— Set exercise —
In the records that follow, locate every line with "Social" and extract it.

───

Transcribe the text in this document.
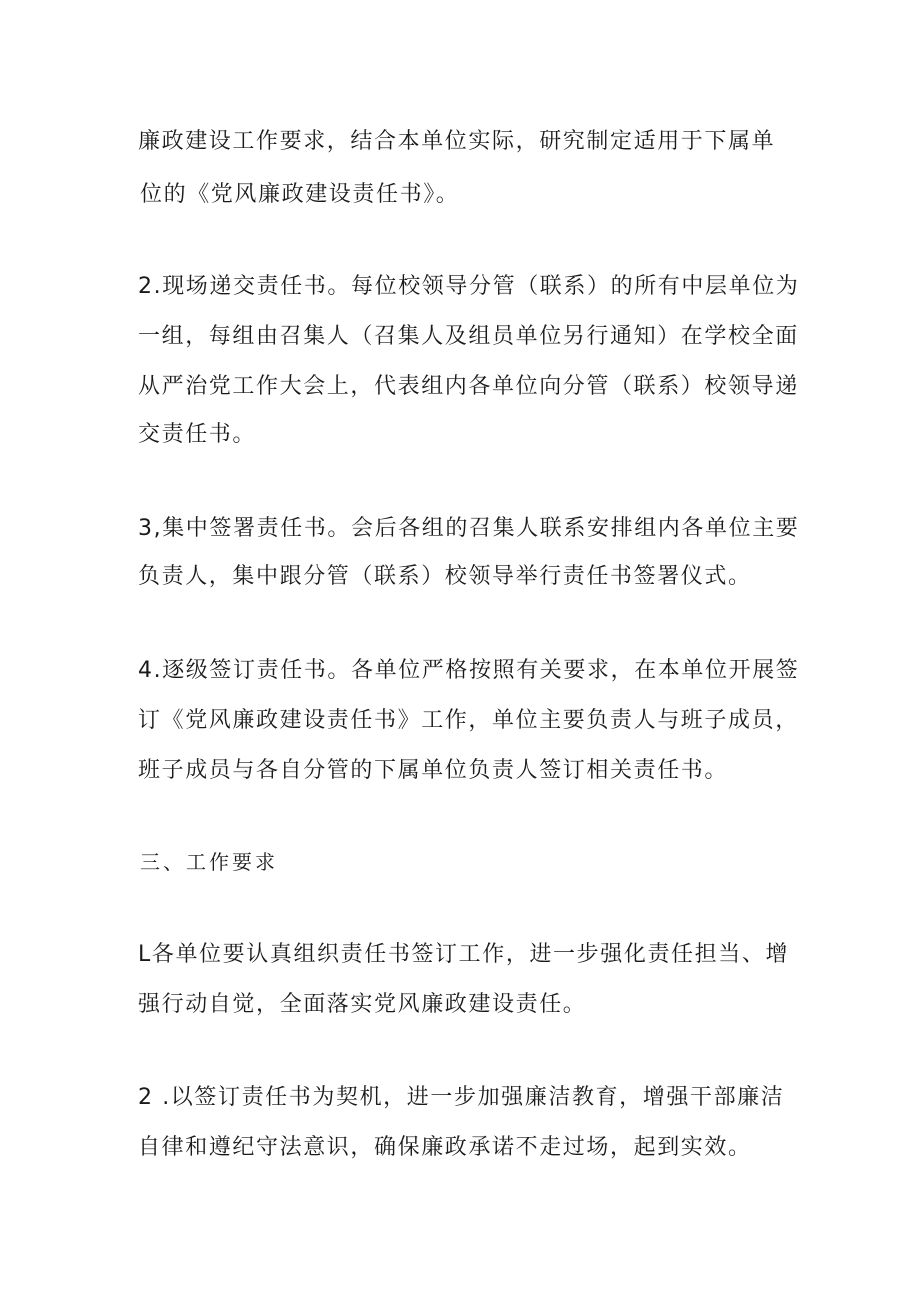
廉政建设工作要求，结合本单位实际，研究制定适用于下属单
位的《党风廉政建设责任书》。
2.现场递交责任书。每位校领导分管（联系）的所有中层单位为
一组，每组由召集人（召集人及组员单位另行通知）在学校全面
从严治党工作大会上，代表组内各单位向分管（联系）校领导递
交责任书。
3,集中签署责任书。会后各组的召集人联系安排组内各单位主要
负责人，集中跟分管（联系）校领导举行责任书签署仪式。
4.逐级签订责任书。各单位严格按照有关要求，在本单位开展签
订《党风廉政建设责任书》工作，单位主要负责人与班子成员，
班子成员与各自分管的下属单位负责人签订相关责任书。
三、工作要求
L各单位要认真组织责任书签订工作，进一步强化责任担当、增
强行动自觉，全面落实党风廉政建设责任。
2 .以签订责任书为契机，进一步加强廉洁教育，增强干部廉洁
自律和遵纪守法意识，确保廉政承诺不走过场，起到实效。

───

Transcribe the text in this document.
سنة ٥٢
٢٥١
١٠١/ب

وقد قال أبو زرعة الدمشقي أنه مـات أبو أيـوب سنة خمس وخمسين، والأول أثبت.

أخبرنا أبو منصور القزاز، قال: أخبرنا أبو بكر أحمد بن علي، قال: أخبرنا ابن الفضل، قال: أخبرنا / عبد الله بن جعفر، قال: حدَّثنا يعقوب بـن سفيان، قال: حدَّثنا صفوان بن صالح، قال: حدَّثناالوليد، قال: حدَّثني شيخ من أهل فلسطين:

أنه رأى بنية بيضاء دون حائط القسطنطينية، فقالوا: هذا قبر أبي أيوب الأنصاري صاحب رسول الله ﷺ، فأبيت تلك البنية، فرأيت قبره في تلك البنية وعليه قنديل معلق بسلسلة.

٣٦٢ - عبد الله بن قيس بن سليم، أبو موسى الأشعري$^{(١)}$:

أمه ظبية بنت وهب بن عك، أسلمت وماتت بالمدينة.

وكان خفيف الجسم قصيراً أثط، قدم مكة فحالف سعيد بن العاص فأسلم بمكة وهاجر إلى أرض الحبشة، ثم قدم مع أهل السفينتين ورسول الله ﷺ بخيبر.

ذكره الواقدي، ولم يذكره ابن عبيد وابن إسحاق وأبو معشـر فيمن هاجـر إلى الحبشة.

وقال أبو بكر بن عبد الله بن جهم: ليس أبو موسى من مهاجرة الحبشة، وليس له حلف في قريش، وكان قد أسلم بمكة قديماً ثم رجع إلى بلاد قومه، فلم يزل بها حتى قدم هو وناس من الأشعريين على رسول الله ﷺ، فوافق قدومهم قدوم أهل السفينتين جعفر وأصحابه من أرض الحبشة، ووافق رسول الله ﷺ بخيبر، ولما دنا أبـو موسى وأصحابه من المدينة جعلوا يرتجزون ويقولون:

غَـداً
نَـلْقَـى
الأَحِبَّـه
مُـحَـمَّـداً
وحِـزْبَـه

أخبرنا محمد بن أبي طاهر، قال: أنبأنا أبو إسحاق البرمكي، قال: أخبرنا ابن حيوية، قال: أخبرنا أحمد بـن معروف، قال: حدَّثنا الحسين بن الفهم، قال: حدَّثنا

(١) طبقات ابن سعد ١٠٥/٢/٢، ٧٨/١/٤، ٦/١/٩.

───

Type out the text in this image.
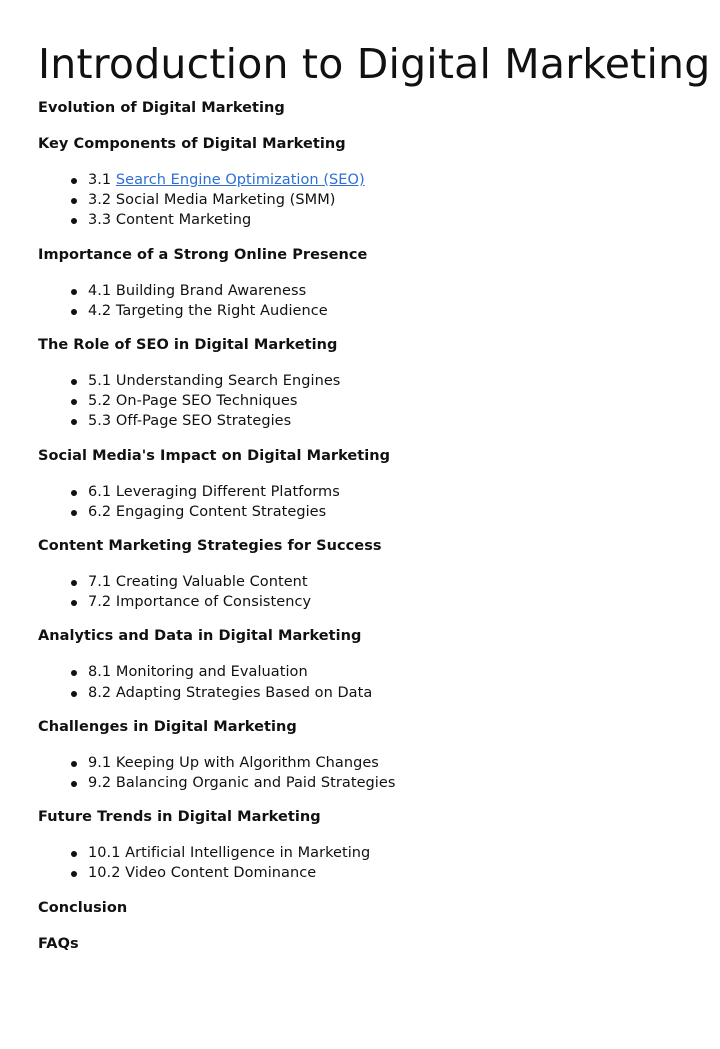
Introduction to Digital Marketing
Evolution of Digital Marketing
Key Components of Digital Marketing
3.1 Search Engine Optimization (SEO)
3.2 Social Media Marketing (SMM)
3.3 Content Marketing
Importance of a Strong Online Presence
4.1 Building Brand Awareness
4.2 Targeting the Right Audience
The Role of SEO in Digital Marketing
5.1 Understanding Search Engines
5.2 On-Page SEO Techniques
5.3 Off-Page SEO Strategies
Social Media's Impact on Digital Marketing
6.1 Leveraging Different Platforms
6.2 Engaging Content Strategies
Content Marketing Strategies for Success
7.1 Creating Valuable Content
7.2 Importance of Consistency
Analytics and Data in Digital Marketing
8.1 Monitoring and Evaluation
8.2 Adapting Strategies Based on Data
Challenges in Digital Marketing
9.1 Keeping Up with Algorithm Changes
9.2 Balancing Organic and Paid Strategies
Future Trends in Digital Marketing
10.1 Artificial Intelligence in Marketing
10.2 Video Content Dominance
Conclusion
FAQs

───

— Output —
3.2 Social Media Marketing (SMM)
Social Media's Impact on Digital Marketing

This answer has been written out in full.